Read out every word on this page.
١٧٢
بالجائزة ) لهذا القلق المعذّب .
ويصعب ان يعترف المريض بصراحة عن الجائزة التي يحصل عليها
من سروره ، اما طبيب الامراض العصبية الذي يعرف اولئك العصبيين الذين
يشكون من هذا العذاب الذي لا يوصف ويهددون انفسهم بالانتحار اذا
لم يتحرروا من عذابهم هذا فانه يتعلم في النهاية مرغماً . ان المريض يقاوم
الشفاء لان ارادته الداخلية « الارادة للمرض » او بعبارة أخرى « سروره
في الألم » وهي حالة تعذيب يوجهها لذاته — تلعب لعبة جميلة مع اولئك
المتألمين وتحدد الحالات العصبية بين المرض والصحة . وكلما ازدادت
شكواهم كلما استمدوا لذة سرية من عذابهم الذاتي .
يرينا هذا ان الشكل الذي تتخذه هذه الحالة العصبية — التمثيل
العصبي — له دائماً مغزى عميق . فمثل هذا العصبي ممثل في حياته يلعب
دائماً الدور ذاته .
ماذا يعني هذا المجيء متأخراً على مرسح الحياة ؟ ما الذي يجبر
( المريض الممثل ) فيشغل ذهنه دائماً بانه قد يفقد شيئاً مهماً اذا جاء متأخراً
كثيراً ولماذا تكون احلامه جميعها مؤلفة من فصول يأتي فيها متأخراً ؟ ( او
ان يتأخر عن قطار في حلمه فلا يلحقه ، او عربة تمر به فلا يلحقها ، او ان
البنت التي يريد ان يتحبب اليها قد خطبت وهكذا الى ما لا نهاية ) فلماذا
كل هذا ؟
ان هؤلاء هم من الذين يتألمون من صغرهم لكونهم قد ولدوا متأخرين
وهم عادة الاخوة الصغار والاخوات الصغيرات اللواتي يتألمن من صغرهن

.....

Output all of the material exactly as written.

Read out every word on this page.
١٧٢
بالجائزة ) لهذا القلق المعذّب .
ويصعب ان يعترف المريض بصراحة عن الجائزة التي يحصل عليها
من سروره ، اما طبيب الامراض العصبية الذي يعرف اولئك العصبيين الذين
يشكون من هذا العذاب الذي لا يوصف ويهددون انفسهم بالانتحار اذا
لم يتحرروا من عذابهم هذا فانه يتعلم في النهاية مرغماً . ان المريض يقاوم
الشفاء لان ارادته الداخلية « الارادة للمرض » او بعبارة أخرى « سروره
في الألم » وهي حالة تعذيب يوجهها لذاته — تلعب لعبة جميلة مع اولئك
المتألمين وتحدد الحالات العصبية بين المرض والصحة . وكلما ازدادت
شكواهم كلما استمدوا لذة سرية من عذابهم الذاتي .
يرينا هذا ان الشكل الذي تتخذه هذه الحالة العصبية — التمثيل
العصبي — له دائماً مغزى عميق . فمثل هذا العصبي ممثل في حياته يلعب
دائماً الدور ذاته .
ماذا يعني هذا المجيء متأخراً على مرسح الحياة ؟ ما الذي يجبر
( المريض الممثل ) فيشغل ذهنه دائماً بانه قد يفقد شيئاً مهماً اذا جاء متأخراً
كثيراً ولماذا تكون احلامه جميعها مؤلفة من فصول يأتي فيها متأخراً ؟ ( او
ان يتأخر عن قطار في حلمه فلا يلحقه ، او عربة تمر به فلا يلحقها ، او ان
البنت التي يريد ان يتحبب اليها قد خطبت وهكذا الى ما لا نهاية ) فلماذا
كل هذا ؟
ان هؤلاء هم من الذين يتألمون من صغرهم لكونهم قد ولدوا متأخرين
وهم عادة الاخوة الصغار والاخوات الصغيرات اللواتي يتألمن من صغرهن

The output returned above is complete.